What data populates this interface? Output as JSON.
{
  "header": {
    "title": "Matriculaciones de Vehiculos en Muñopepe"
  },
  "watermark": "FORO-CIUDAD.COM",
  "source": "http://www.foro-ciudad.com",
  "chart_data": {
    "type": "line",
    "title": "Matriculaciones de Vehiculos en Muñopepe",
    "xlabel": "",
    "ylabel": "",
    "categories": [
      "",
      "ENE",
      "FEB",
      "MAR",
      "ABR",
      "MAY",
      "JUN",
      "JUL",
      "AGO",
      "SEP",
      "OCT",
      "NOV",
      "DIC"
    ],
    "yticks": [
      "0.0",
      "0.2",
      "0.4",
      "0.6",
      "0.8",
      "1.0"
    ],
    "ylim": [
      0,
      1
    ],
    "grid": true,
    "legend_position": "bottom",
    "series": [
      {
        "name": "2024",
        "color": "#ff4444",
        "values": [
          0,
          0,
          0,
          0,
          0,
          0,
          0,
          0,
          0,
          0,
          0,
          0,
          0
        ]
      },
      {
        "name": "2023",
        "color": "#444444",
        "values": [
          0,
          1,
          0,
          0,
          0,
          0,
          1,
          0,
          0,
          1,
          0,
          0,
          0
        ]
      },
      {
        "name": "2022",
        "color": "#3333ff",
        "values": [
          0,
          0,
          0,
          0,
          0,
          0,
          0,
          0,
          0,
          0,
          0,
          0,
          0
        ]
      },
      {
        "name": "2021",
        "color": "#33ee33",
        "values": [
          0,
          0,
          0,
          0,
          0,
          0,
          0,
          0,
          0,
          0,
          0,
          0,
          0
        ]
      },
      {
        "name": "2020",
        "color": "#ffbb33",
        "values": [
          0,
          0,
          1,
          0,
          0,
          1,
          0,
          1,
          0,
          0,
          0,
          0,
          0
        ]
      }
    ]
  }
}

**Objective:**
Your task is to pick out every line with the string "Muñopepe" and copy it.

**Output:**
    "title": "Matriculaciones de Vehiculos en Muñopepe"
    "title": "Matriculaciones de Vehiculos en Muñopepe",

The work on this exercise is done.